_Task statement:_ What follows is a set of records; restate each one word for word and drop the pictures.
-- begin --
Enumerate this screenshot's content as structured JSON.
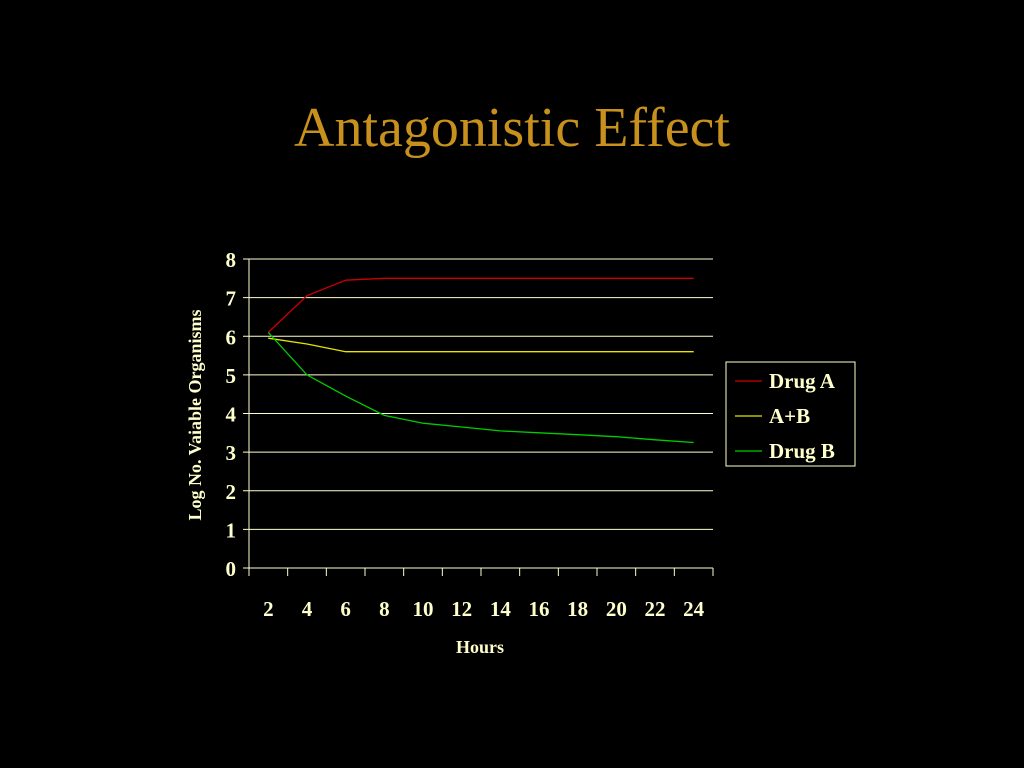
{
  "slide": {
    "title": "Antagonistic Effect"
  },
  "colors": {
    "background": "#000000",
    "title": "#C8901C",
    "text": "#FFFFCC",
    "grid": "#FFFFCC"
  },
  "chart_data": {
    "type": "line",
    "title": "",
    "xlabel": "Hours",
    "ylabel": "Log No. Vaiable Organisms",
    "x_ticks": [
      "2",
      "4",
      "6",
      "8",
      "10",
      "12",
      "14",
      "16",
      "18",
      "20",
      "22",
      "24"
    ],
    "y_ticks": [
      "0",
      "1",
      "2",
      "3",
      "4",
      "5",
      "6",
      "7",
      "8"
    ],
    "ylim": [
      0,
      8
    ],
    "grid": true,
    "legend_position": "right",
    "x": [
      2,
      4,
      6,
      8,
      10,
      12,
      14,
      16,
      18,
      20,
      22,
      24
    ],
    "series": [
      {
        "name": "Drug A",
        "color": "#CC0000",
        "values": [
          6.1,
          7.05,
          7.45,
          7.5,
          7.5,
          7.5,
          7.5,
          7.5,
          7.5,
          7.5,
          7.5,
          7.5
        ]
      },
      {
        "name": "A+B",
        "color": "#E6E600",
        "values": [
          5.95,
          5.8,
          5.6,
          5.6,
          5.6,
          5.6,
          5.6,
          5.6,
          5.6,
          5.6,
          5.6,
          5.6
        ]
      },
      {
        "name": "Drug B",
        "color": "#00CC00",
        "values": [
          6.1,
          5.0,
          4.45,
          3.95,
          3.75,
          3.65,
          3.55,
          3.5,
          3.45,
          3.4,
          3.32,
          3.25
        ]
      }
    ]
  }
}
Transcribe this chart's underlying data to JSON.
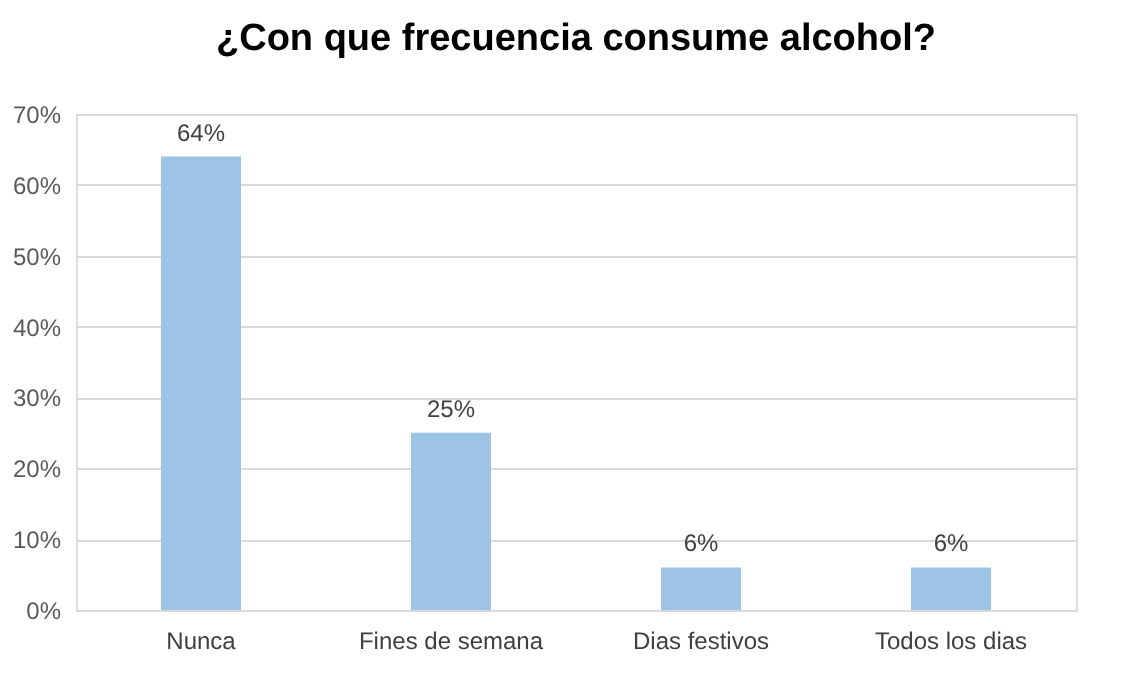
{
  "chart_data": {
    "type": "bar",
    "title": "¿Con que frecuencia consume alcohol?",
    "categories": [
      "Nunca",
      "Fines de semana",
      "Dias festivos",
      "Todos los dias"
    ],
    "values": [
      64,
      25,
      6,
      6
    ],
    "value_labels": [
      "64%",
      "25%",
      "6%",
      "6%"
    ],
    "color": "#9dc3e6",
    "ylim": [
      0,
      70
    ],
    "yticks": [
      {
        "value": 0,
        "label": "0%"
      },
      {
        "value": 10,
        "label": "10%"
      },
      {
        "value": 20,
        "label": "20%"
      },
      {
        "value": 30,
        "label": "30%"
      },
      {
        "value": 40,
        "label": "40%"
      },
      {
        "value": 50,
        "label": "50%"
      },
      {
        "value": 60,
        "label": "60%"
      },
      {
        "value": 70,
        "label": "70%"
      }
    ],
    "grid": "y"
  }
}
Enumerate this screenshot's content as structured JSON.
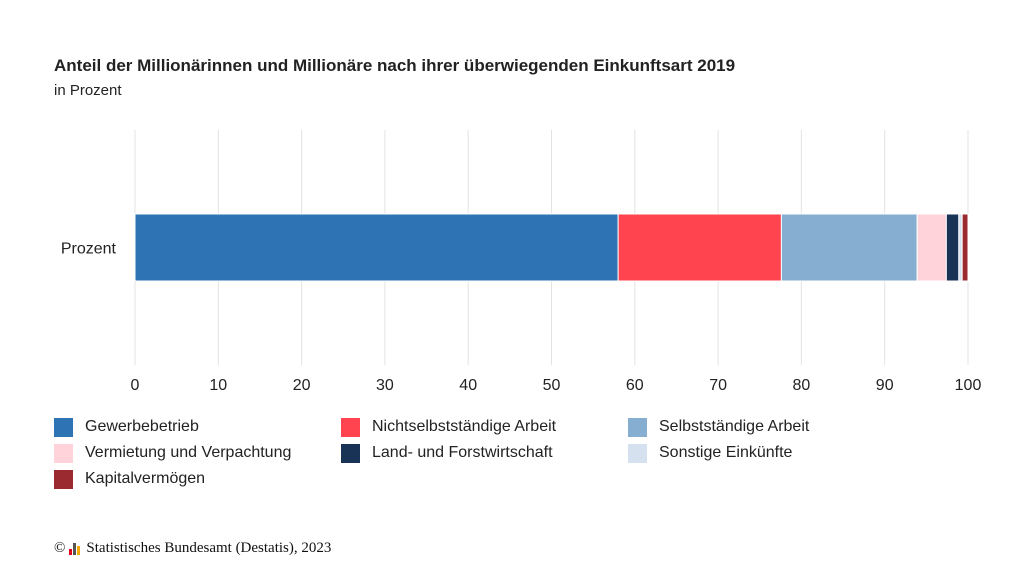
-- end --
_Completed exercise:_
Enumerate this screenshot's content as structured JSON.
{
  "slide": {
    "title": "Antagonistic Effect"
  },
  "colors": {
    "background": "#000000",
    "title": "#C8901C",
    "text": "#FFFFCC",
    "grid": "#FFFFCC"
  },
  "chart_data": {
    "type": "line",
    "title": "",
    "xlabel": "Hours",
    "ylabel": "Log No. Vaiable Organisms",
    "x_ticks": [
      "2",
      "4",
      "6",
      "8",
      "10",
      "12",
      "14",
      "16",
      "18",
      "20",
      "22",
      "24"
    ],
    "y_ticks": [
      "0",
      "1",
      "2",
      "3",
      "4",
      "5",
      "6",
      "7",
      "8"
    ],
    "ylim": [
      0,
      8
    ],
    "grid": true,
    "legend_position": "right",
    "x": [
      2,
      4,
      6,
      8,
      10,
      12,
      14,
      16,
      18,
      20,
      22,
      24
    ],
    "series": [
      {
        "name": "Drug A",
        "color": "#CC0000",
        "values": [
          6.1,
          7.05,
          7.45,
          7.5,
          7.5,
          7.5,
          7.5,
          7.5,
          7.5,
          7.5,
          7.5,
          7.5
        ]
      },
      {
        "name": "A+B",
        "color": "#E6E600",
        "values": [
          5.95,
          5.8,
          5.6,
          5.6,
          5.6,
          5.6,
          5.6,
          5.6,
          5.6,
          5.6,
          5.6,
          5.6
        ]
      },
      {
        "name": "Drug B",
        "color": "#00CC00",
        "values": [
          6.1,
          5.0,
          4.45,
          3.95,
          3.75,
          3.65,
          3.55,
          3.5,
          3.45,
          3.4,
          3.32,
          3.25
        ]
      }
    ]
  }
}
Transcribe this chart's underlying data to JSON.
{
  "chart_data": {
    "type": "bar",
    "title": "¿Con que frecuencia consume alcohol?",
    "categories": [
      "Nunca",
      "Fines de semana",
      "Dias festivos",
      "Todos los dias"
    ],
    "values": [
      64,
      25,
      6,
      6
    ],
    "value_labels": [
      "64%",
      "25%",
      "6%",
      "6%"
    ],
    "color": "#9dc3e6",
    "ylim": [
      0,
      70
    ],
    "yticks": [
      {
        "value": 0,
        "label": "0%"
      },
      {
        "value": 10,
        "label": "10%"
      },
      {
        "value": 20,
        "label": "20%"
      },
      {
        "value": 30,
        "label": "30%"
      },
      {
        "value": 40,
        "label": "40%"
      },
      {
        "value": 50,
        "label": "50%"
      },
      {
        "value": 60,
        "label": "60%"
      },
      {
        "value": 70,
        "label": "70%"
      }
    ],
    "grid": "y"
  }
}
Enumerate this screenshot's content as structured JSON.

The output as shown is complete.